## Set problem
Copy out all of the records below, switching every instance of "column-divider" to "column-separator" and leaving everything else as it is.

:::::

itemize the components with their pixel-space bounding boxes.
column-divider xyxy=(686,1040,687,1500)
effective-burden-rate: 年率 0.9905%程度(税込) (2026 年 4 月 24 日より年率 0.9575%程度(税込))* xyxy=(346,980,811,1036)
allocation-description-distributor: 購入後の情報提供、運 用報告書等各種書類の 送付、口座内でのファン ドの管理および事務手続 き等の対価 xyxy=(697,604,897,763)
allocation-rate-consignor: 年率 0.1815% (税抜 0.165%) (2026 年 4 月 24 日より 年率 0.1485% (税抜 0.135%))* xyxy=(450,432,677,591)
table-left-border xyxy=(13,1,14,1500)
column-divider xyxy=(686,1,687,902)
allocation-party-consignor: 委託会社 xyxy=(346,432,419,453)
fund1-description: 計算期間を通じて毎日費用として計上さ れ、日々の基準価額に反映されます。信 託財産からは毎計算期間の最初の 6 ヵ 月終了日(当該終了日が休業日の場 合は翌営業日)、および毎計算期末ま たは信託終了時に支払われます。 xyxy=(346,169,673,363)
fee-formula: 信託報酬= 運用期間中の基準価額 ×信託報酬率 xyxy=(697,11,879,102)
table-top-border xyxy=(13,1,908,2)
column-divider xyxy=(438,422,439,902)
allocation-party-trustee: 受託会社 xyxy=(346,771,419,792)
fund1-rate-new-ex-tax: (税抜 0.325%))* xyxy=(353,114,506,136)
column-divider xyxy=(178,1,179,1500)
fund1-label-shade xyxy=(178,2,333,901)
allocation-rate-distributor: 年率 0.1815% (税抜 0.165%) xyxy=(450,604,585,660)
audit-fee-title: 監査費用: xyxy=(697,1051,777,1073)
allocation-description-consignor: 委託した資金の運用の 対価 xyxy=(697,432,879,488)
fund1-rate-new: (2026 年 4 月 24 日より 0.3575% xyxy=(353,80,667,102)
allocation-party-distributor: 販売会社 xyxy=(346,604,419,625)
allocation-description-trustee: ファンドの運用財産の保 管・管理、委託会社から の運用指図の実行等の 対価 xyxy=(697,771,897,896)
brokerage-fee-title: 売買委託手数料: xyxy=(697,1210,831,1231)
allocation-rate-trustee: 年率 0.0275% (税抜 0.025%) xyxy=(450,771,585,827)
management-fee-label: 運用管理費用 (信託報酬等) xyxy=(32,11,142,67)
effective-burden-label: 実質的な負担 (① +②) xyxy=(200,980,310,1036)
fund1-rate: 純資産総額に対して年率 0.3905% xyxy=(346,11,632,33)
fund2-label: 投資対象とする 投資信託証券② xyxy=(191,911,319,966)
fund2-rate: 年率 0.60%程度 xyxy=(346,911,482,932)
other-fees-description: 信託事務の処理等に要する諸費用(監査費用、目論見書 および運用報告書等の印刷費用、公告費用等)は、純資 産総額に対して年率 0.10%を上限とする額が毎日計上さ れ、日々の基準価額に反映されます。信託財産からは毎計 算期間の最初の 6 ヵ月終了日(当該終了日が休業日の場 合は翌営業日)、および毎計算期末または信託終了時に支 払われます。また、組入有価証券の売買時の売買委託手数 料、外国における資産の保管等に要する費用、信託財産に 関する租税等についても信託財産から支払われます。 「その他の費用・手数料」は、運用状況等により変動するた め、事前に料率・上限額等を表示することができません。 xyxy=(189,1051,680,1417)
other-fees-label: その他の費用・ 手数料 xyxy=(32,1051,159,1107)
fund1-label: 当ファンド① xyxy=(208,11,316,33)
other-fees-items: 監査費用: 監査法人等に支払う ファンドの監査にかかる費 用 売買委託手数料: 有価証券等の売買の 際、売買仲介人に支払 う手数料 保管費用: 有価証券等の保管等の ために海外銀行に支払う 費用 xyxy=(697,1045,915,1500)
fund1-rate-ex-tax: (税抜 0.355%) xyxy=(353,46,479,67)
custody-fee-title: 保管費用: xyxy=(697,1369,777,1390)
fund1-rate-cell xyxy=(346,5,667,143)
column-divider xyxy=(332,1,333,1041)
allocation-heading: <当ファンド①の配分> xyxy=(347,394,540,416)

:::::

## Exercise result
itemize the components with their pixel-space bounding boxes.
column-separator xyxy=(686,1040,687,1500)
effective-burden-rate: 年率 0.9905%程度(税込) (2026 年 4 月 24 日より年率 0.9575%程度(税込))* xyxy=(346,980,811,1036)
allocation-description-distributor: 購入後の情報提供、運 用報告書等各種書類の 送付、口座内でのファン ドの管理および事務手続 き等の対価 xyxy=(697,604,897,763)
allocation-rate-consignor: 年率 0.1815% (税抜 0.165%) (2026 年 4 月 24 日より 年率 0.1485% (税抜 0.135%))* xyxy=(450,432,677,591)
table-left-border xyxy=(13,1,14,1500)
column-separator xyxy=(686,1,687,902)
allocation-party-consignor: 委託会社 xyxy=(346,432,419,453)
fund1-description: 計算期間を通じて毎日費用として計上さ れ、日々の基準価額に反映されます。信 託財産からは毎計算期間の最初の 6 ヵ 月終了日(当該終了日が休業日の場 合は翌営業日)、および毎計算期末ま たは信託終了時に支払われます。 xyxy=(346,169,673,363)
fee-formula: 信託報酬= 運用期間中の基準価額 ×信託報酬率 xyxy=(697,11,879,102)
table-top-border xyxy=(13,1,908,2)
column-separator xyxy=(438,422,439,902)
allocation-party-trustee: 受託会社 xyxy=(346,771,419,792)
fund1-rate-new-ex-tax: (税抜 0.325%))* xyxy=(353,114,506,136)
column-separator xyxy=(178,1,179,1500)
fund1-label-shade xyxy=(178,2,333,901)
allocation-rate-distributor: 年率 0.1815% (税抜 0.165%) xyxy=(450,604,585,660)
audit-fee-title: 監査費用: xyxy=(697,1051,777,1073)
allocation-description-consignor: 委託した資金の運用の 対価 xyxy=(697,432,879,488)
fund1-rate-new: (2026 年 4 月 24 日より 0.3575% xyxy=(353,80,667,102)
allocation-party-distributor: 販売会社 xyxy=(346,604,419,625)
allocation-description-trustee: ファンドの運用財産の保 管・管理、委託会社から の運用指図の実行等の 対価 xyxy=(697,771,897,896)
brokerage-fee-title: 売買委託手数料: xyxy=(697,1210,831,1231)
allocation-rate-trustee: 年率 0.0275% (税抜 0.025%) xyxy=(450,771,585,827)
management-fee-label: 運用管理費用 (信託報酬等) xyxy=(32,11,142,67)
effective-burden-label: 実質的な負担 (① +②) xyxy=(200,980,310,1036)
fund1-rate: 純資産総額に対して年率 0.3905% xyxy=(346,11,632,33)
fund2-label: 投資対象とする 投資信託証券② xyxy=(191,911,319,966)
fund2-rate: 年率 0.60%程度 xyxy=(346,911,482,932)
other-fees-description: 信託事務の処理等に要する諸費用(監査費用、目論見書 および運用報告書等の印刷費用、公告費用等)は、純資 産総額に対して年率 0.10%を上限とする額が毎日計上さ れ、日々の基準価額に反映されます。信託財産からは毎計 算期間の最初の 6 ヵ月終了日(当該終了日が休業日の場 合は翌営業日)、および毎計算期末または信託終了時に支 払われます。また、組入有価証券の売買時の売買委託手数 料、外国における資産の保管等に要する費用、信託財産に 関する租税等についても信託財産から支払われます。 「その他の費用・手数料」は、運用状況等により変動するた め、事前に料率・上限額等を表示することができません。 xyxy=(189,1051,680,1417)
other-fees-label: その他の費用・ 手数料 xyxy=(32,1051,159,1107)
fund1-label: 当ファンド① xyxy=(208,11,316,33)
other-fees-items: 監査費用: 監査法人等に支払う ファンドの監査にかかる費 用 売買委託手数料: 有価証券等の売買の 際、売買仲介人に支払 う手数料 保管費用: 有価証券等の保管等の ために海外銀行に支払う 費用 xyxy=(697,1045,915,1500)
fund1-rate-ex-tax: (税抜 0.355%) xyxy=(353,46,479,67)
custody-fee-title: 保管費用: xyxy=(697,1369,777,1390)
fund1-rate-cell xyxy=(346,5,667,143)
column-separator xyxy=(332,1,333,1041)
allocation-heading: <当ファンド①の配分> xyxy=(347,394,540,416)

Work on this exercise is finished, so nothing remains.